■ **Direction**: Skip the pictures. Repeat everything else in the records word for word.

■ **Data excerpts**:
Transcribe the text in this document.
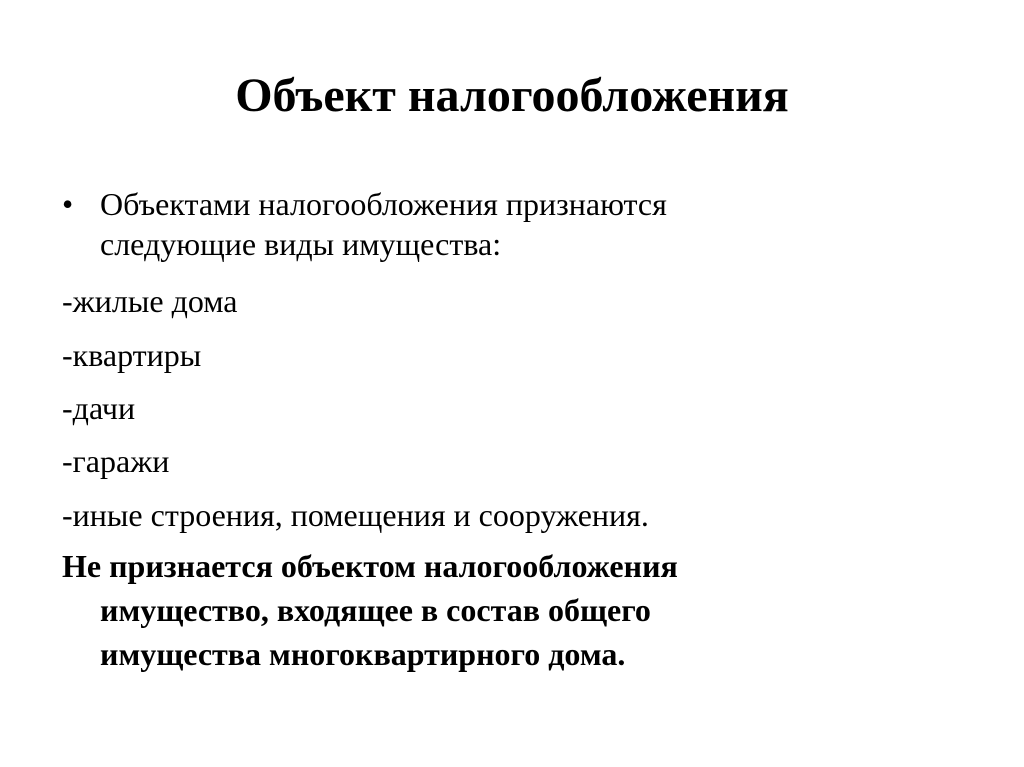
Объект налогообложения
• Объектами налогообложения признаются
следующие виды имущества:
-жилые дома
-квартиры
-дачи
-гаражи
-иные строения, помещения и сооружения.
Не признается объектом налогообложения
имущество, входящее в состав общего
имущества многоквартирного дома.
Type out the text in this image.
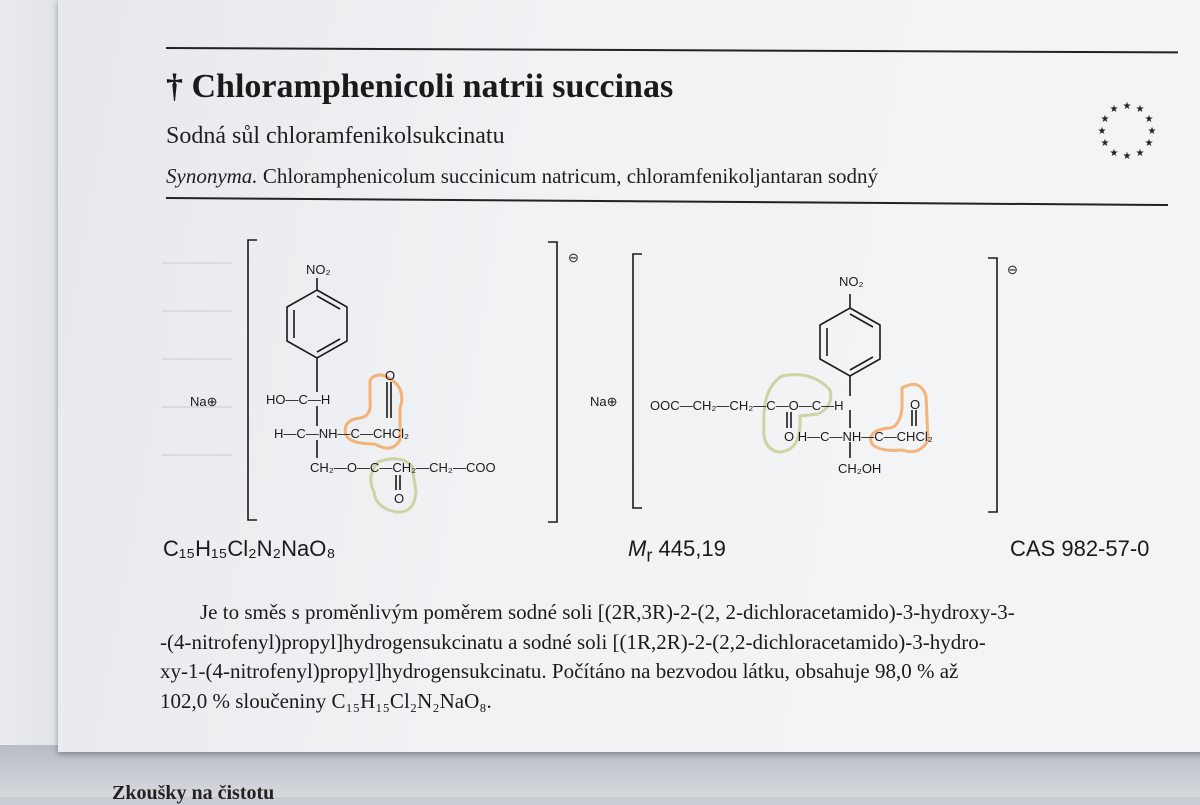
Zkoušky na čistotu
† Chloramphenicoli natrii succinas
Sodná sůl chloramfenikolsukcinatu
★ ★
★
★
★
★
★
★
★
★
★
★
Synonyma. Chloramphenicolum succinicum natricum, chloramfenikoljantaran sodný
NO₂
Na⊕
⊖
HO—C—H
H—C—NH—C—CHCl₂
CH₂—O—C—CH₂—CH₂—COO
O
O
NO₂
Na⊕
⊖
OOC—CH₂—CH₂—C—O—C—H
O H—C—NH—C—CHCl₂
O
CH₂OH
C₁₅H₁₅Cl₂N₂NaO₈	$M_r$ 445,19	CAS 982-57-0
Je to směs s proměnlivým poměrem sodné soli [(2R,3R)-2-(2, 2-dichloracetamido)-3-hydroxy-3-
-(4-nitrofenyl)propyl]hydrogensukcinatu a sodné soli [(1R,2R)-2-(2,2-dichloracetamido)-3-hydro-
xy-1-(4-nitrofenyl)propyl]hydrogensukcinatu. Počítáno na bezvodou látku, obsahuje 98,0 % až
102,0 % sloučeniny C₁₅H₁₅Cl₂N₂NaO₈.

■ **Solution to this exercise**:
Transcribe the text in this document.
Объект налогообложения
• Объектами налогообложения признаются
следующие виды имущества:
-жилые дома
-квартиры
-дачи
-гаражи
-иные строения, помещения и сооружения.
Не признается объектом налогообложения
имущество, входящее в состав общего
имущества многоквартирного дома.
Type out the text in this image.
Zkoušky na čistotu
† Chloramphenicoli natrii succinas
Sodná sůl chloramfenikolsukcinatu
★ ★
★
★
★
★
★
★
★
★
★
★
Synonyma. Chloramphenicolum succinicum natricum, chloramfenikoljantaran sodný
NO₂
Na⊕
⊖
HO—C—H
H—C—NH—C—CHCl₂
CH₂—O—C—CH₂—CH₂—COO
O
O
NO₂
Na⊕
⊖
OOC—CH₂—CH₂—C—O—C—H
O H—C—NH—C—CHCl₂
O
CH₂OH
C₁₅H₁₅Cl₂N₂NaO₈	$M_r$ 445,19	CAS 982-57-0
Je to směs s proměnlivým poměrem sodné soli [(2R,3R)-2-(2, 2-dichloracetamido)-3-hydroxy-3-
-(4-nitrofenyl)propyl]hydrogensukcinatu a sodné soli [(1R,2R)-2-(2,2-dichloracetamido)-3-hydro-
xy-1-(4-nitrofenyl)propyl]hydrogensukcinatu. Počítáno na bezvodou látku, obsahuje 98,0 % až
102,0 % sloučeniny C₁₅H₁₅Cl₂N₂NaO₈.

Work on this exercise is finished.